Input records start

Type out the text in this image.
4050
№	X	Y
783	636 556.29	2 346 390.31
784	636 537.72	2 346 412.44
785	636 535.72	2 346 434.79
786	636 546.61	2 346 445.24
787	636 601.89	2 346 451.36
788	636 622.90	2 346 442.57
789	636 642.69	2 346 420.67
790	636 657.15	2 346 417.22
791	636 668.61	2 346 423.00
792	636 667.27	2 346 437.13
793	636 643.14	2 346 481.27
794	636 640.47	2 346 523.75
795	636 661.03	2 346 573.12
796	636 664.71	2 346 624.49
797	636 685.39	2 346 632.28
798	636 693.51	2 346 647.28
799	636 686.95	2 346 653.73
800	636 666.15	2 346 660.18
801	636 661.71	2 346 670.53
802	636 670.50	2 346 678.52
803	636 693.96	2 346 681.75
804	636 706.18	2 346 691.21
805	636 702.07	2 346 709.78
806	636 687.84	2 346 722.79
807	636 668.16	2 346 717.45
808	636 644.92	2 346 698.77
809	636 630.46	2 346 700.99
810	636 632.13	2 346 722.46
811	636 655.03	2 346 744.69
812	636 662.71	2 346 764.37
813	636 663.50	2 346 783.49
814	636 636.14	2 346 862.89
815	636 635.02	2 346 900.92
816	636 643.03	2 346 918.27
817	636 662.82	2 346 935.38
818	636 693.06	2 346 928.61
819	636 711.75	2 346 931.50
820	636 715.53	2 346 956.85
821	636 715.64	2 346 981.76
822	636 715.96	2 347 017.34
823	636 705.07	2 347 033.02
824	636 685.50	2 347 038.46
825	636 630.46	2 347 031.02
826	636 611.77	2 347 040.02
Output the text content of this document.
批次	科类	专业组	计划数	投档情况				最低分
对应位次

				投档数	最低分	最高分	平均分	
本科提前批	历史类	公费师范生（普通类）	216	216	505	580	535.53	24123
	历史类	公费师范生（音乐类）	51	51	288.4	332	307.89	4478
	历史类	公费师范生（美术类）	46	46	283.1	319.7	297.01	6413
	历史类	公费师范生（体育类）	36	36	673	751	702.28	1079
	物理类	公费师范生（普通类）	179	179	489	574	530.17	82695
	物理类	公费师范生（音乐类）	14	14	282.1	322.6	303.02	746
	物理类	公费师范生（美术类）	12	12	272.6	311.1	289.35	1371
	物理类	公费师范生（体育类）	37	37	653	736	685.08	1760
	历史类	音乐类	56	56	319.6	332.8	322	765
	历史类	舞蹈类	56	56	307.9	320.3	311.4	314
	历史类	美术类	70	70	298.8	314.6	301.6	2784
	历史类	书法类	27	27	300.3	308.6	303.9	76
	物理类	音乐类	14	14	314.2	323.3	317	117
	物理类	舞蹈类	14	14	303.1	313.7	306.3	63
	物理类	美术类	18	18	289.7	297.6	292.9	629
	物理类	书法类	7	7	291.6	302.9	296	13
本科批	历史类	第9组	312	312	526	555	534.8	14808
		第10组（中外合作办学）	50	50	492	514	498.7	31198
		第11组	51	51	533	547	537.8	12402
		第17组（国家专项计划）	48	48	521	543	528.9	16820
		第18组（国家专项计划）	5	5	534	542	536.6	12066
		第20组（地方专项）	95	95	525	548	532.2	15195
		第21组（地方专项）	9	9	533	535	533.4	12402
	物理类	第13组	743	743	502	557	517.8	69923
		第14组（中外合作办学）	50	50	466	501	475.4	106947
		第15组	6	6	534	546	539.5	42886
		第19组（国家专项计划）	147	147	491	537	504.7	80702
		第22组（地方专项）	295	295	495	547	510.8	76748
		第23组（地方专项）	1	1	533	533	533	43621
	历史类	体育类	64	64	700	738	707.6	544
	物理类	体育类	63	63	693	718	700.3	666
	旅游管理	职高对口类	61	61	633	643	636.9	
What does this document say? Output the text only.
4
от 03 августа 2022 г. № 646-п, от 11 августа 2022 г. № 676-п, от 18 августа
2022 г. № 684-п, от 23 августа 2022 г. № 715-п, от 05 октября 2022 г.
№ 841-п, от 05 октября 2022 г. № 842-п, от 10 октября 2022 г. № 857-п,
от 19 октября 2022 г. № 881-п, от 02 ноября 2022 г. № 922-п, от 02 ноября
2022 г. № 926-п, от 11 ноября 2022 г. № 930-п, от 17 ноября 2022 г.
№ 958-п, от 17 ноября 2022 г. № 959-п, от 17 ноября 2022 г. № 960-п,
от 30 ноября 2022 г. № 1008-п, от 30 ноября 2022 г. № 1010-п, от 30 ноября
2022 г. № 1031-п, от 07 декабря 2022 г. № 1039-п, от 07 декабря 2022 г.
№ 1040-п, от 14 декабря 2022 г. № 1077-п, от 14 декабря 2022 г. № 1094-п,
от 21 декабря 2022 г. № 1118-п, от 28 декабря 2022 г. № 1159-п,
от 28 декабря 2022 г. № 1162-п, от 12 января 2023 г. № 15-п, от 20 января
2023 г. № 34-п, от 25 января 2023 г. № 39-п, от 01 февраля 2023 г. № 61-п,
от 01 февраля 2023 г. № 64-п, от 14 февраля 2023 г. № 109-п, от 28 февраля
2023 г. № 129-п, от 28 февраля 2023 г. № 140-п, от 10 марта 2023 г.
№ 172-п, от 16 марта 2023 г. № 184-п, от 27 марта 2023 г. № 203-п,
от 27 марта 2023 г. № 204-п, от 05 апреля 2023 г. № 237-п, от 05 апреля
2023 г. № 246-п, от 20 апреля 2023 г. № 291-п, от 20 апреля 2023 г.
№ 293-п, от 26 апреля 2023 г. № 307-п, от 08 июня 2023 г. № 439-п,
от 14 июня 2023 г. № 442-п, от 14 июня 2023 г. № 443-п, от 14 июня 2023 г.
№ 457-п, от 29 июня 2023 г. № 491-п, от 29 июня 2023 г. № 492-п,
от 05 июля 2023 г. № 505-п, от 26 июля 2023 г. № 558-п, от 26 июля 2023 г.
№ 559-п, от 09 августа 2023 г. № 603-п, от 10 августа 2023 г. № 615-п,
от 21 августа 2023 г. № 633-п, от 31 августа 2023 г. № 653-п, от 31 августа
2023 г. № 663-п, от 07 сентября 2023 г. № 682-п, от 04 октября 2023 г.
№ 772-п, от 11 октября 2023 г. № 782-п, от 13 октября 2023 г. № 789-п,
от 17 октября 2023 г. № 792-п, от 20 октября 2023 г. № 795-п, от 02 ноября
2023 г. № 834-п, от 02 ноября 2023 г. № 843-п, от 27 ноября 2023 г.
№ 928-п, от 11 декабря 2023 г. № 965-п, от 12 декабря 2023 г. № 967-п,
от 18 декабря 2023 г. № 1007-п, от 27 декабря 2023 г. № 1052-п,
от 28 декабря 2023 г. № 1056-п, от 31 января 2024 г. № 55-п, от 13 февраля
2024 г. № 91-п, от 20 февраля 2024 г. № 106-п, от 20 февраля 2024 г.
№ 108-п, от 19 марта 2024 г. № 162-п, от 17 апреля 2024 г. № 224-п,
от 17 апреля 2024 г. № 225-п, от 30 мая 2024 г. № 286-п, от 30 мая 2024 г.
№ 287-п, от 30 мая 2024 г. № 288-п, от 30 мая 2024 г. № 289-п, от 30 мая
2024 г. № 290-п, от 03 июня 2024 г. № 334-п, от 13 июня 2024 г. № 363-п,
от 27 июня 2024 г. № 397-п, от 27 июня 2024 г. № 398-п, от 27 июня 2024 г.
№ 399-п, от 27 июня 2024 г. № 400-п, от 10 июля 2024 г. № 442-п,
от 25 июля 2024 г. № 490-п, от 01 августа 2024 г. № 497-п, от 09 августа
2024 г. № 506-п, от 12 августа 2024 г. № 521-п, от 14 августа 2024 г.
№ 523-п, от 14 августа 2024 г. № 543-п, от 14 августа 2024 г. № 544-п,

Input records end

- What you will do -
Extract every line above exactly as it stands.

- The answer -
Type out the text in this image.
4050
№	X	Y
783	636 556.29	2 346 390.31
784	636 537.72	2 346 412.44
785	636 535.72	2 346 434.79
786	636 546.61	2 346 445.24
787	636 601.89	2 346 451.36
788	636 622.90	2 346 442.57
789	636 642.69	2 346 420.67
790	636 657.15	2 346 417.22
791	636 668.61	2 346 423.00
792	636 667.27	2 346 437.13
793	636 643.14	2 346 481.27
794	636 640.47	2 346 523.75
795	636 661.03	2 346 573.12
796	636 664.71	2 346 624.49
797	636 685.39	2 346 632.28
798	636 693.51	2 346 647.28
799	636 686.95	2 346 653.73
800	636 666.15	2 346 660.18
801	636 661.71	2 346 670.53
802	636 670.50	2 346 678.52
803	636 693.96	2 346 681.75
804	636 706.18	2 346 691.21
805	636 702.07	2 346 709.78
806	636 687.84	2 346 722.79
807	636 668.16	2 346 717.45
808	636 644.92	2 346 698.77
809	636 630.46	2 346 700.99
810	636 632.13	2 346 722.46
811	636 655.03	2 346 744.69
812	636 662.71	2 346 764.37
813	636 663.50	2 346 783.49
814	636 636.14	2 346 862.89
815	636 635.02	2 346 900.92
816	636 643.03	2 346 918.27
817	636 662.82	2 346 935.38
818	636 693.06	2 346 928.61
819	636 711.75	2 346 931.50
820	636 715.53	2 346 956.85
821	636 715.64	2 346 981.76
822	636 715.96	2 347 017.34
823	636 705.07	2 347 033.02
824	636 685.50	2 347 038.46
825	636 630.46	2 347 031.02
826	636 611.77	2 347 040.02
Output the text content of this document.
批次	科类	专业组	计划数	投档情况				最低分
对应位次

				投档数	最低分	最高分	平均分	
本科提前批	历史类	公费师范生（普通类）	216	216	505	580	535.53	24123
	历史类	公费师范生（音乐类）	51	51	288.4	332	307.89	4478
	历史类	公费师范生（美术类）	46	46	283.1	319.7	297.01	6413
	历史类	公费师范生（体育类）	36	36	673	751	702.28	1079
	物理类	公费师范生（普通类）	179	179	489	574	530.17	82695
	物理类	公费师范生（音乐类）	14	14	282.1	322.6	303.02	746
	物理类	公费师范生（美术类）	12	12	272.6	311.1	289.35	1371
	物理类	公费师范生（体育类）	37	37	653	736	685.08	1760
	历史类	音乐类	56	56	319.6	332.8	322	765
	历史类	舞蹈类	56	56	307.9	320.3	311.4	314
	历史类	美术类	70	70	298.8	314.6	301.6	2784
	历史类	书法类	27	27	300.3	308.6	303.9	76
	物理类	音乐类	14	14	314.2	323.3	317	117
	物理类	舞蹈类	14	14	303.1	313.7	306.3	63
	物理类	美术类	18	18	289.7	297.6	292.9	629
	物理类	书法类	7	7	291.6	302.9	296	13
本科批	历史类	第9组	312	312	526	555	534.8	14808
		第10组（中外合作办学）	50	50	492	514	498.7	31198
		第11组	51	51	533	547	537.8	12402
		第17组（国家专项计划）	48	48	521	543	528.9	16820
		第18组（国家专项计划）	5	5	534	542	536.6	12066
		第20组（地方专项）	95	95	525	548	532.2	15195
		第21组（地方专项）	9	9	533	535	533.4	12402
	物理类	第13组	743	743	502	557	517.8	69923
		第14组（中外合作办学）	50	50	466	501	475.4	106947
		第15组	6	6	534	546	539.5	42886
		第19组（国家专项计划）	147	147	491	537	504.7	80702
		第22组（地方专项）	295	295	495	547	510.8	76748
		第23组（地方专项）	1	1	533	533	533	43621
	历史类	体育类	64	64	700	738	707.6	544
	物理类	体育类	63	63	693	718	700.3	666
	旅游管理	职高对口类	61	61	633	643	636.9	
What does this document say? Output the text only.
4
от 03 августа 2022 г. № 646-п, от 11 августа 2022 г. № 676-п, от 18 августа
2022 г. № 684-п, от 23 августа 2022 г. № 715-п, от 05 октября 2022 г.
№ 841-п, от 05 октября 2022 г. № 842-п, от 10 октября 2022 г. № 857-п,
от 19 октября 2022 г. № 881-п, от 02 ноября 2022 г. № 922-п, от 02 ноября
2022 г. № 926-п, от 11 ноября 2022 г. № 930-п, от 17 ноября 2022 г.
№ 958-п, от 17 ноября 2022 г. № 959-п, от 17 ноября 2022 г. № 960-п,
от 30 ноября 2022 г. № 1008-п, от 30 ноября 2022 г. № 1010-п, от 30 ноября
2022 г. № 1031-п, от 07 декабря 2022 г. № 1039-п, от 07 декабря 2022 г.
№ 1040-п, от 14 декабря 2022 г. № 1077-п, от 14 декабря 2022 г. № 1094-п,
от 21 декабря 2022 г. № 1118-п, от 28 декабря 2022 г. № 1159-п,
от 28 декабря 2022 г. № 1162-п, от 12 января 2023 г. № 15-п, от 20 января
2023 г. № 34-п, от 25 января 2023 г. № 39-п, от 01 февраля 2023 г. № 61-п,
от 01 февраля 2023 г. № 64-п, от 14 февраля 2023 г. № 109-п, от 28 февраля
2023 г. № 129-п, от 28 февраля 2023 г. № 140-п, от 10 марта 2023 г.
№ 172-п, от 16 марта 2023 г. № 184-п, от 27 марта 2023 г. № 203-п,
от 27 марта 2023 г. № 204-п, от 05 апреля 2023 г. № 237-п, от 05 апреля
2023 г. № 246-п, от 20 апреля 2023 г. № 291-п, от 20 апреля 2023 г.
№ 293-п, от 26 апреля 2023 г. № 307-п, от 08 июня 2023 г. № 439-п,
от 14 июня 2023 г. № 442-п, от 14 июня 2023 г. № 443-п, от 14 июня 2023 г.
№ 457-п, от 29 июня 2023 г. № 491-п, от 29 июня 2023 г. № 492-п,
от 05 июля 2023 г. № 505-п, от 26 июля 2023 г. № 558-п, от 26 июля 2023 г.
№ 559-п, от 09 августа 2023 г. № 603-п, от 10 августа 2023 г. № 615-п,
от 21 августа 2023 г. № 633-п, от 31 августа 2023 г. № 653-п, от 31 августа
2023 г. № 663-п, от 07 сентября 2023 г. № 682-п, от 04 октября 2023 г.
№ 772-п, от 11 октября 2023 г. № 782-п, от 13 октября 2023 г. № 789-п,
от 17 октября 2023 г. № 792-п, от 20 октября 2023 г. № 795-п, от 02 ноября
2023 г. № 834-п, от 02 ноября 2023 г. № 843-п, от 27 ноября 2023 г.
№ 928-п, от 11 декабря 2023 г. № 965-п, от 12 декабря 2023 г. № 967-п,
от 18 декабря 2023 г. № 1007-п, от 27 декабря 2023 г. № 1052-п,
от 28 декабря 2023 г. № 1056-п, от 31 января 2024 г. № 55-п, от 13 февраля
2024 г. № 91-п, от 20 февраля 2024 г. № 106-п, от 20 февраля 2024 г.
№ 108-п, от 19 марта 2024 г. № 162-п, от 17 апреля 2024 г. № 224-п,
от 17 апреля 2024 г. № 225-п, от 30 мая 2024 г. № 286-п, от 30 мая 2024 г.
№ 287-п, от 30 мая 2024 г. № 288-п, от 30 мая 2024 г. № 289-п, от 30 мая
2024 г. № 290-п, от 03 июня 2024 г. № 334-п, от 13 июня 2024 г. № 363-п,
от 27 июня 2024 г. № 397-п, от 27 июня 2024 г. № 398-п, от 27 июня 2024 г.
№ 399-п, от 27 июня 2024 г. № 400-п, от 10 июля 2024 г. № 442-п,
от 25 июля 2024 г. № 490-п, от 01 августа 2024 г. № 497-п, от 09 августа
2024 г. № 506-п, от 12 августа 2024 г. № 521-п, от 14 августа 2024 г.
№ 523-п, от 14 августа 2024 г. № 543-п, от 14 августа 2024 г. № 544-п,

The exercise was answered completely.